### DATA LISTING
━━━

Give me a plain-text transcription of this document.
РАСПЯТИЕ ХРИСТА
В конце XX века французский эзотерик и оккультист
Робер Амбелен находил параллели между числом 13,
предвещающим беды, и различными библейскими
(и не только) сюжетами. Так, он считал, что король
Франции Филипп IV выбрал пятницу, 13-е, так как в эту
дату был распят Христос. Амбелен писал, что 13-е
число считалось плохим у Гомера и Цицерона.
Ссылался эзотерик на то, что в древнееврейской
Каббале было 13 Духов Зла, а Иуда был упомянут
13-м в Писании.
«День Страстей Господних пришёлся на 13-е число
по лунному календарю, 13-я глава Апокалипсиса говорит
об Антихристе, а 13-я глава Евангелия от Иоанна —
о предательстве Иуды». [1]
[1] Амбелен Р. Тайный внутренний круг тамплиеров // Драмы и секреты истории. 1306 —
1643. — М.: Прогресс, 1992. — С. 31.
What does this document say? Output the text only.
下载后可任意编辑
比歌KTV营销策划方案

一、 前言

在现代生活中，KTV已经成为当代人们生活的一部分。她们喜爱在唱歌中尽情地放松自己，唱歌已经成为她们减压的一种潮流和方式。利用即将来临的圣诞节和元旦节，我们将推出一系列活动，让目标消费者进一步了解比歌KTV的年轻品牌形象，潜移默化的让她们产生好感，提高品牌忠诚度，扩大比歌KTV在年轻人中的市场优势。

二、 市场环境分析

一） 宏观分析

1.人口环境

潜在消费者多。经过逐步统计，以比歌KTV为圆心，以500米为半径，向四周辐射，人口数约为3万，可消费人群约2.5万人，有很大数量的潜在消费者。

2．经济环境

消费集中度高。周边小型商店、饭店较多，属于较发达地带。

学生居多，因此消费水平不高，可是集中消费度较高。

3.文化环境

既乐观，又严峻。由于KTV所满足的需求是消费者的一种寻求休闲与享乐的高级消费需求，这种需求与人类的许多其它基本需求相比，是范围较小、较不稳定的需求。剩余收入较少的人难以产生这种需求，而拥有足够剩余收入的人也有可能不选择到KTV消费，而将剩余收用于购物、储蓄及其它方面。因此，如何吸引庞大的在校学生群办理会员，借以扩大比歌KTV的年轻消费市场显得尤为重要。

━━━

### EXERCISE BRIEF
Produce an exact copy of the whole listing.

### RESPONSE BELOW
Give me a plain-text transcription of this document.
РАСПЯТИЕ ХРИСТА
В конце XX века французский эзотерик и оккультист
Робер Амбелен находил параллели между числом 13,
предвещающим беды, и различными библейскими
(и не только) сюжетами. Так, он считал, что король
Франции Филипп IV выбрал пятницу, 13-е, так как в эту
дату был распят Христос. Амбелен писал, что 13-е
число считалось плохим у Гомера и Цицерона.
Ссылался эзотерик на то, что в древнееврейской
Каббале было 13 Духов Зла, а Иуда был упомянут
13-м в Писании.
«День Страстей Господних пришёлся на 13-е число
по лунному календарю, 13-я глава Апокалипсиса говорит
об Антихристе, а 13-я глава Евангелия от Иоанна —
о предательстве Иуды». [1]
[1] Амбелен Р. Тайный внутренний круг тамплиеров // Драмы и секреты истории. 1306 —
1643. — М.: Прогресс, 1992. — С. 31.
What does this document say? Output the text only.
下载后可任意编辑
比歌KTV营销策划方案

一、 前言

在现代生活中，KTV已经成为当代人们生活的一部分。她们喜爱在唱歌中尽情地放松自己，唱歌已经成为她们减压的一种潮流和方式。利用即将来临的圣诞节和元旦节，我们将推出一系列活动，让目标消费者进一步了解比歌KTV的年轻品牌形象，潜移默化的让她们产生好感，提高品牌忠诚度，扩大比歌KTV在年轻人中的市场优势。

二、 市场环境分析

一） 宏观分析

1.人口环境

潜在消费者多。经过逐步统计，以比歌KTV为圆心，以500米为半径，向四周辐射，人口数约为3万，可消费人群约2.5万人，有很大数量的潜在消费者。

2．经济环境

消费集中度高。周边小型商店、饭店较多，属于较发达地带。

学生居多，因此消费水平不高，可是集中消费度较高。

3.文化环境

既乐观，又严峻。由于KTV所满足的需求是消费者的一种寻求休闲与享乐的高级消费需求，这种需求与人类的许多其它基本需求相比，是范围较小、较不稳定的需求。剩余收入较少的人难以产生这种需求，而拥有足够剩余收入的人也有可能不选择到KTV消费，而将剩余收用于购物、储蓄及其它方面。因此，如何吸引庞大的在校学生群办理会员，借以扩大比歌KTV的年轻消费市场显得尤为重要。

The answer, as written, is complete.